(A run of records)

──────

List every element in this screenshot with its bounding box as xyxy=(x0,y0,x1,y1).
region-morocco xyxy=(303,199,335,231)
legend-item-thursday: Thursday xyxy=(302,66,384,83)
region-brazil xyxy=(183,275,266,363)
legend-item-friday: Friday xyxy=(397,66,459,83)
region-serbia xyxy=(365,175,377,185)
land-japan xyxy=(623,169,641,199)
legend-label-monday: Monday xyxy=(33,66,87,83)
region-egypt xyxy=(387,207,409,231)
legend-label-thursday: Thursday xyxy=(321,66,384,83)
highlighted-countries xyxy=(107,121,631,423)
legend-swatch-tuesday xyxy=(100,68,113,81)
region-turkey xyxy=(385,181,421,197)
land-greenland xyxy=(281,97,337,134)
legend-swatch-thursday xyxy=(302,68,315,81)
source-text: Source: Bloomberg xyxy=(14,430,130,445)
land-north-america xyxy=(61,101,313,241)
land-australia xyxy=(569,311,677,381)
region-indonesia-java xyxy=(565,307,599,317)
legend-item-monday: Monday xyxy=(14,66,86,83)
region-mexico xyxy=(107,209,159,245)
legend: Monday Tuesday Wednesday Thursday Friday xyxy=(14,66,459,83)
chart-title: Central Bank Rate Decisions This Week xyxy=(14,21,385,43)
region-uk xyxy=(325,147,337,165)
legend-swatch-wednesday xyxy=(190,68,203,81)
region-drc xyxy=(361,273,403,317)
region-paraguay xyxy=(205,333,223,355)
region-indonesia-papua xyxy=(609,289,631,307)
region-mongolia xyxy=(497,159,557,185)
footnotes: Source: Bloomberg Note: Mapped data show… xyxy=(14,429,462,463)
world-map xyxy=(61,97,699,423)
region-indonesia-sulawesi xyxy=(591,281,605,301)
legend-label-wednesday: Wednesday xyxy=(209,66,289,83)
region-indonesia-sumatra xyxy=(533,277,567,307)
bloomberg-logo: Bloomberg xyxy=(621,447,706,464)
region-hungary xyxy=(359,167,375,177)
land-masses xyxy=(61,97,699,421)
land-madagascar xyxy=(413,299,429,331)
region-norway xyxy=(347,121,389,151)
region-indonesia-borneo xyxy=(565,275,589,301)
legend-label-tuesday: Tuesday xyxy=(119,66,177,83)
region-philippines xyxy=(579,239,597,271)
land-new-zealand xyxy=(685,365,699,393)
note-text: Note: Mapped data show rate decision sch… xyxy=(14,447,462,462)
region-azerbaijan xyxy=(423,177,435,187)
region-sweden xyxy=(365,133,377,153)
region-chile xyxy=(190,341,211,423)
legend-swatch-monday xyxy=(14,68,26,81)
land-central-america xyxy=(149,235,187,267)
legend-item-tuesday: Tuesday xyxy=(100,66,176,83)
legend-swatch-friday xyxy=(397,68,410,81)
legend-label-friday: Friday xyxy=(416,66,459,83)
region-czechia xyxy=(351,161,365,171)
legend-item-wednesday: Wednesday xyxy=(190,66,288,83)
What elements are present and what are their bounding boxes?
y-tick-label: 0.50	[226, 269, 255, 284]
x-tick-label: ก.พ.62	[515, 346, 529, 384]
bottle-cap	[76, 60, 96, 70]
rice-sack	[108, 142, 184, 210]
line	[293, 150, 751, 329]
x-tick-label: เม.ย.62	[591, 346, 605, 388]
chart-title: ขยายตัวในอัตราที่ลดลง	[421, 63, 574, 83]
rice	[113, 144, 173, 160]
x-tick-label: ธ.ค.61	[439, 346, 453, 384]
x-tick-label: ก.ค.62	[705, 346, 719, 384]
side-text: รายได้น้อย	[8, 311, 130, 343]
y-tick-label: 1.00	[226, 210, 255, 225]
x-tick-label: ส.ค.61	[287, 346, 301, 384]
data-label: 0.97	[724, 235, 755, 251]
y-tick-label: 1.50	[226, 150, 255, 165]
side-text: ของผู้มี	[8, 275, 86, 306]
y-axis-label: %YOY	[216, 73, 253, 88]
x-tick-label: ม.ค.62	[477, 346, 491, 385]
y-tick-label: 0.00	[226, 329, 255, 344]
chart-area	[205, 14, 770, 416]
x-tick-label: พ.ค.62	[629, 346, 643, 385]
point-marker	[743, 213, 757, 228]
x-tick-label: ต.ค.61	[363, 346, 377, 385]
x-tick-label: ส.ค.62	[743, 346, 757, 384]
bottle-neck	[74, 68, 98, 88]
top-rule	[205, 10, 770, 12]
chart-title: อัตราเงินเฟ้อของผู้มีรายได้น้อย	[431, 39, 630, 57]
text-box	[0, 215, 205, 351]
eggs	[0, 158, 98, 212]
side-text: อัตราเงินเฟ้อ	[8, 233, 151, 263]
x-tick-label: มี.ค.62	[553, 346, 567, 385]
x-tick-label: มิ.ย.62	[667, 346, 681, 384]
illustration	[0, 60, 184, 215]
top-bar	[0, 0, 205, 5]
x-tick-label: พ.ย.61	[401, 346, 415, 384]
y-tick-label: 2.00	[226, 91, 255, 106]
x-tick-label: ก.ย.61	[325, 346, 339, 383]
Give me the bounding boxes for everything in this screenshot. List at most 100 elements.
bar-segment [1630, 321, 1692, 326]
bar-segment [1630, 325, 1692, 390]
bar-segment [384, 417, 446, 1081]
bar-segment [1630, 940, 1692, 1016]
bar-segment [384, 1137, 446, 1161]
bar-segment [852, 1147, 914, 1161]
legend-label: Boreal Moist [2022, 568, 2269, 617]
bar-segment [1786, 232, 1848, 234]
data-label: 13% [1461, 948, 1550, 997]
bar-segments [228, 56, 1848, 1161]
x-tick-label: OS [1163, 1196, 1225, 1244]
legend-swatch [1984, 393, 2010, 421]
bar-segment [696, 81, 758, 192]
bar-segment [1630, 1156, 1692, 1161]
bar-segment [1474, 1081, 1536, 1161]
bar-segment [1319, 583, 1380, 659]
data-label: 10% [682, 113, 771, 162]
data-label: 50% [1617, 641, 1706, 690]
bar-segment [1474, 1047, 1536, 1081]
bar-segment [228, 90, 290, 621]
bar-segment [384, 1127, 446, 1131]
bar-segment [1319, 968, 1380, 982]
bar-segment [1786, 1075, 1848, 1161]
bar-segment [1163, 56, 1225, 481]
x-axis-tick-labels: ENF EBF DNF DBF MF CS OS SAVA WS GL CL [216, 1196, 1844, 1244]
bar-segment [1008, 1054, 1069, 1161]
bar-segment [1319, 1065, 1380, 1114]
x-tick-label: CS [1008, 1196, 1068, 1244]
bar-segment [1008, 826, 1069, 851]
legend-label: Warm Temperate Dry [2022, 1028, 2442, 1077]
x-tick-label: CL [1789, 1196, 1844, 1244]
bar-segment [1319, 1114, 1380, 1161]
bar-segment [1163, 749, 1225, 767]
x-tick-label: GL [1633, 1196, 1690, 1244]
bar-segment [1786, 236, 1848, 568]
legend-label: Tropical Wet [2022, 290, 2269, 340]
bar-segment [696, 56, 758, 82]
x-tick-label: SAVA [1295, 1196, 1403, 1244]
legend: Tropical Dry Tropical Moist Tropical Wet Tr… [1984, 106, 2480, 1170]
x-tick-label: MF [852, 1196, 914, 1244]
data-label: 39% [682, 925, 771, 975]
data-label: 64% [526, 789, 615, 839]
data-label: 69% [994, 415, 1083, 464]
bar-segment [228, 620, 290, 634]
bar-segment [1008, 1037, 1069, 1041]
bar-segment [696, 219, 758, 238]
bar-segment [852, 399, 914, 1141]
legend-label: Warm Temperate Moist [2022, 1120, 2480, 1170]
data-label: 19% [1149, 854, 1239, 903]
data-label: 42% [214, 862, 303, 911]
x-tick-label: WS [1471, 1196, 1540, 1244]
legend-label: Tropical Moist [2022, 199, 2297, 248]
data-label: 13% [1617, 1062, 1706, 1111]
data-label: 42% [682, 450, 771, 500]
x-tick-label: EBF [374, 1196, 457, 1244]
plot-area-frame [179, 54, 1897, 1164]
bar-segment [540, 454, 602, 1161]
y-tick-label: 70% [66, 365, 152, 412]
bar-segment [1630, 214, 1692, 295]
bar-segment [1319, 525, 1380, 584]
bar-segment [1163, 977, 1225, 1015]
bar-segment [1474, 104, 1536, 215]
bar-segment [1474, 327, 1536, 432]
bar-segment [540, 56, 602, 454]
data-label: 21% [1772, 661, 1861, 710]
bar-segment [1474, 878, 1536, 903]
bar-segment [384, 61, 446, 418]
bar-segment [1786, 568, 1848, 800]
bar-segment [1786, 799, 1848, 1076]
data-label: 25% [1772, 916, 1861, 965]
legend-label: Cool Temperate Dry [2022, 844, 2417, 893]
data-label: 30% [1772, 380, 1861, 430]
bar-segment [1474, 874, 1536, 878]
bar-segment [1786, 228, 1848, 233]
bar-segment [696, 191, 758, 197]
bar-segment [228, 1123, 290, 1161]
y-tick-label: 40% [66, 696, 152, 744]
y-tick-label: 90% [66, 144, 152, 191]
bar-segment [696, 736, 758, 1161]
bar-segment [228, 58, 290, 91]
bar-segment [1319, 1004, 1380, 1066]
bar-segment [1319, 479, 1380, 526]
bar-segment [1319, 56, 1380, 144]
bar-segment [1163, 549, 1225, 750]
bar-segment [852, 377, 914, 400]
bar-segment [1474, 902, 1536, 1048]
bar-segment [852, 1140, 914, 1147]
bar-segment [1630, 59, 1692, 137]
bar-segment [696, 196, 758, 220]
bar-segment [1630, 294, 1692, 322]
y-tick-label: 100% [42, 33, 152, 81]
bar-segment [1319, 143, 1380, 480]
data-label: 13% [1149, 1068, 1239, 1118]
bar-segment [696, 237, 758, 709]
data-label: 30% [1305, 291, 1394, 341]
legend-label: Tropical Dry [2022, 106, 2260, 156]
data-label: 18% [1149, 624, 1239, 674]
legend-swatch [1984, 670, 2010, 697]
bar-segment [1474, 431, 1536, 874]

──────

* [WHAT THE TASK ASKS] Render the part of the listing that runs from its first line through the line containing "region-norway xyxy=(347,121,389,151)" as a JSON list of strings, one string per line, with blank lines omitted.

* [SOLUTION TO THIS TASK]
[
  "List every element in this screenshot with its bounding box as xyxy=(x0,y0,x1,y1).",
  "region-morocco xyxy=(303,199,335,231)",
  "legend-item-thursday: Thursday xyxy=(302,66,384,83)",
  "region-brazil xyxy=(183,275,266,363)",
  "legend-item-friday: Friday xyxy=(397,66,459,83)",
  "region-serbia xyxy=(365,175,377,185)",
  "land-japan xyxy=(623,169,641,199)",
  "legend-label-monday: Monday xyxy=(33,66,87,83)",
  "region-egypt xyxy=(387,207,409,231)",
  "legend-label-thursday: Thursday xyxy=(321,66,384,83)",
  "highlighted-countries xyxy=(107,121,631,423)",
  "legend-swatch-tuesday xyxy=(100,68,113,81)",
  "region-turkey xyxy=(385,181,421,197)",
  "land-greenland xyxy=(281,97,337,134)",
  "legend-swatch-thursday xyxy=(302,68,315,81)",
  "source-text: Source: Bloomberg xyxy=(14,430,130,445)",
  "land-north-america xyxy=(61,101,313,241)",
  "land-australia xyxy=(569,311,677,381)",
  "region-indonesia-java xyxy=(565,307,599,317)",
  "legend-item-monday: Monday xyxy=(14,66,86,83)",
  "region-mexico xyxy=(107,209,159,245)",
  "legend: Monday Tuesday Wednesday Thursday Friday xyxy=(14,66,459,83)",
  "chart-title: Central Bank Rate Decisions This Week xyxy=(14,21,385,43)",
  "region-uk xyxy=(325,147,337,165)",
  "legend-swatch-wednesday xyxy=(190,68,203,81)",
  "region-drc xyxy=(361,273,403,317)",
  "region-paraguay xyxy=(205,333,223,355)",
  "region-indonesia-papua xyxy=(609,289,631,307)",
  "region-mongolia xyxy=(497,159,557,185)",
  "footnotes: Source: Bloomberg Note: Mapped data show… xyxy=(14,429,462,463)",
  "world-map xyxy=(61,97,699,423)",
  "region-indonesia-sulawesi xyxy=(591,281,605,301)",
  "legend-label-wednesday: Wednesday xyxy=(209,66,289,83)",
  "region-indonesia-sumatra xyxy=(533,277,567,307)",
  "bloomberg-logo: Bloomberg xyxy=(621,447,706,464)",
  "region-hungary xyxy=(359,167,375,177)",
  "land-masses xyxy=(61,97,699,421)",
  "land-madagascar xyxy=(413,299,429,331)",
  "region-norway xyxy=(347,121,389,151)"
]